Extracts from a graphics dataset:
## BEGIN

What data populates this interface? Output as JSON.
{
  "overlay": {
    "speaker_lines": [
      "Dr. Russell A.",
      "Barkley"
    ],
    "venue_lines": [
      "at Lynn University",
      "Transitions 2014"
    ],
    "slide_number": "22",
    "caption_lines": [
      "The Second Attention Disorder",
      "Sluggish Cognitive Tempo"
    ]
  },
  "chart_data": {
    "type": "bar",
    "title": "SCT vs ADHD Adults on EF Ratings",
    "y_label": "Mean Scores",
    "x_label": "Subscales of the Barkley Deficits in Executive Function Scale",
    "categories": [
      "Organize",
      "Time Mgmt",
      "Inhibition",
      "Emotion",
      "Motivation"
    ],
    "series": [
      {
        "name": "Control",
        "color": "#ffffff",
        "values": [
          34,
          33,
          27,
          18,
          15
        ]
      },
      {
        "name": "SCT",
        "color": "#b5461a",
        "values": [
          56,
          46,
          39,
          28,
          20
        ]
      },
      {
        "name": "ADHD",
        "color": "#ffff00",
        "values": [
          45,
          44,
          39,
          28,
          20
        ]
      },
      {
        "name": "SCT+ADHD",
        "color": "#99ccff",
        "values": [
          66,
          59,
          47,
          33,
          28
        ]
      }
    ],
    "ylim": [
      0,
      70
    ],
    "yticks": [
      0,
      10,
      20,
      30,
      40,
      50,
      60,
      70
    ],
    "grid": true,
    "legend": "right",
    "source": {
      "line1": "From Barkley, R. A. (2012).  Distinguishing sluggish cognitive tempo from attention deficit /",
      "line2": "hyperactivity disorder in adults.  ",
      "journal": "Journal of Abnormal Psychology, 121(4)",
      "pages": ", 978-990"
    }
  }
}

## END

WHAT YOU SHOULD DO
Using the data above, repeat every line exactly.

EXPECTED ANSWER
What data populates this interface? Output as JSON.
{
  "overlay": {
    "speaker_lines": [
      "Dr. Russell A.",
      "Barkley"
    ],
    "venue_lines": [
      "at Lynn University",
      "Transitions 2014"
    ],
    "slide_number": "22",
    "caption_lines": [
      "The Second Attention Disorder",
      "Sluggish Cognitive Tempo"
    ]
  },
  "chart_data": {
    "type": "bar",
    "title": "SCT vs ADHD Adults on EF Ratings",
    "y_label": "Mean Scores",
    "x_label": "Subscales of the Barkley Deficits in Executive Function Scale",
    "categories": [
      "Organize",
      "Time Mgmt",
      "Inhibition",
      "Emotion",
      "Motivation"
    ],
    "series": [
      {
        "name": "Control",
        "color": "#ffffff",
        "values": [
          34,
          33,
          27,
          18,
          15
        ]
      },
      {
        "name": "SCT",
        "color": "#b5461a",
        "values": [
          56,
          46,
          39,
          28,
          20
        ]
      },
      {
        "name": "ADHD",
        "color": "#ffff00",
        "values": [
          45,
          44,
          39,
          28,
          20
        ]
      },
      {
        "name": "SCT+ADHD",
        "color": "#99ccff",
        "values": [
          66,
          59,
          47,
          33,
          28
        ]
      }
    ],
    "ylim": [
      0,
      70
    ],
    "yticks": [
      0,
      10,
      20,
      30,
      40,
      50,
      60,
      70
    ],
    "grid": true,
    "legend": "right",
    "source": {
      "line1": "From Barkley, R. A. (2012).  Distinguishing sluggish cognitive tempo from attention deficit /",
      "line2": "hyperactivity disorder in adults.  ",
      "journal": "Journal of Abnormal Psychology, 121(4)",
      "pages": ", 978-990"
    }
  }
}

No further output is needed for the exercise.